» SHORT PROBLEM: Copy the Smith benchmarking passage word for word, from "To view this" to "type is release.".

» SOURCE PASSAGE:
•••
To view this data with SPOT, open a browser, navigate to the SPOT server (e.g. LC), and open the directory containing one or more .cali files. For more information, watch this recorded tutorial.

Benchmarking Smith¶

To run all of Smith's benchmarks in one command, first make sure Smith is configured with benchmarking enabled (off by default). Then, run the build target run_benchmarks. Make sure benchmarks are enabled and the build type is release.

./config-build.py -hc <host config file> -bt Release -DENABLE_BENCHMARKS=ON
cd <smith build location>
make -j
make run_benchmarks
pwd

This will run all of Smith's benchmarks multiple times with varying MPI task counts, and generate a Caliper file for each benchmark run at PROJECT_BINARY_DIR. Now, you can visualize the results with SPOT, entering the path printed from pwd.
•••
(Collected data)
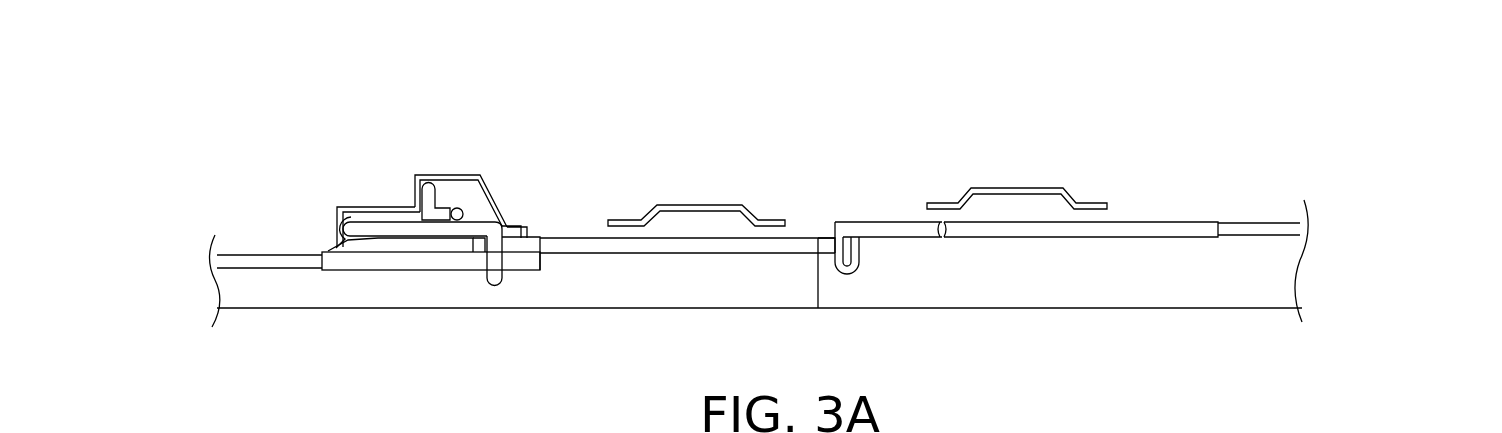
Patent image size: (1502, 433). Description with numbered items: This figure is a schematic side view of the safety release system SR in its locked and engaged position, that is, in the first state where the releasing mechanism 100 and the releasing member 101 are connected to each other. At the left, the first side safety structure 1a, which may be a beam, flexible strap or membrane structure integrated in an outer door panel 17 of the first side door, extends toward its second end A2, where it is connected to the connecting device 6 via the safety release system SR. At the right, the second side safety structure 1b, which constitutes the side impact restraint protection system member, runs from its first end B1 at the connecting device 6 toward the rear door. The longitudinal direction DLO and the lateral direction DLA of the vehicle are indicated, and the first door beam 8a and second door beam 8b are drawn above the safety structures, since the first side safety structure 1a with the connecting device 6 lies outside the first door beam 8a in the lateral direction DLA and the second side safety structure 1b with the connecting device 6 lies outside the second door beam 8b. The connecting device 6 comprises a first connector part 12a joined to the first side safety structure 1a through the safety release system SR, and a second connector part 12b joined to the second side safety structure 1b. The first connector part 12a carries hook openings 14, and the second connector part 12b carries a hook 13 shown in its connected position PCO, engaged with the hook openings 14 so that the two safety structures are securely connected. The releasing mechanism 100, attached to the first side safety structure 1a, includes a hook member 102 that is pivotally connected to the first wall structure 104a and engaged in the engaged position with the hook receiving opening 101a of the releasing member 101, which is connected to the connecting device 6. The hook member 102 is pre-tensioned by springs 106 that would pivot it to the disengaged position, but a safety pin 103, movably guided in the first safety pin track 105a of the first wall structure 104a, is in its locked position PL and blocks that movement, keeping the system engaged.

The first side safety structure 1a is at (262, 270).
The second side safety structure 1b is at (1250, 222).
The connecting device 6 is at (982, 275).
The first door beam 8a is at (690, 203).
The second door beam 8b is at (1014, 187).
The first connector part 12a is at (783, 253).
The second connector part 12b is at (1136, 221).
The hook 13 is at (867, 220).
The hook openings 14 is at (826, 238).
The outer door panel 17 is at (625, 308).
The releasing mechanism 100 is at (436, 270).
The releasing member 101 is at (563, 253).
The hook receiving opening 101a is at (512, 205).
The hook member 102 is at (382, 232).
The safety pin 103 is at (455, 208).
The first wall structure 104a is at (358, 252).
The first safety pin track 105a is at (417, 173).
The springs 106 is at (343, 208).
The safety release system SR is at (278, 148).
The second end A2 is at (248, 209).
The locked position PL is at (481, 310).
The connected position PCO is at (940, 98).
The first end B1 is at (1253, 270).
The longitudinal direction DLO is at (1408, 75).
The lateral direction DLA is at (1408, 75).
•••
» TASK OUTPUT:
To view this data with SPOT, open a browser, navigate to the SPOT server (e.g. LC), and open the directory containing one or more .cali files. For more information, watch this recorded tutorial.

Benchmarking Smith¶

To run all of Smith's benchmarks in one command, first make sure Smith is configured with benchmarking enabled (off by default). Then, run the build target run_benchmarks. Make sure benchmarks are enabled and the build type is release.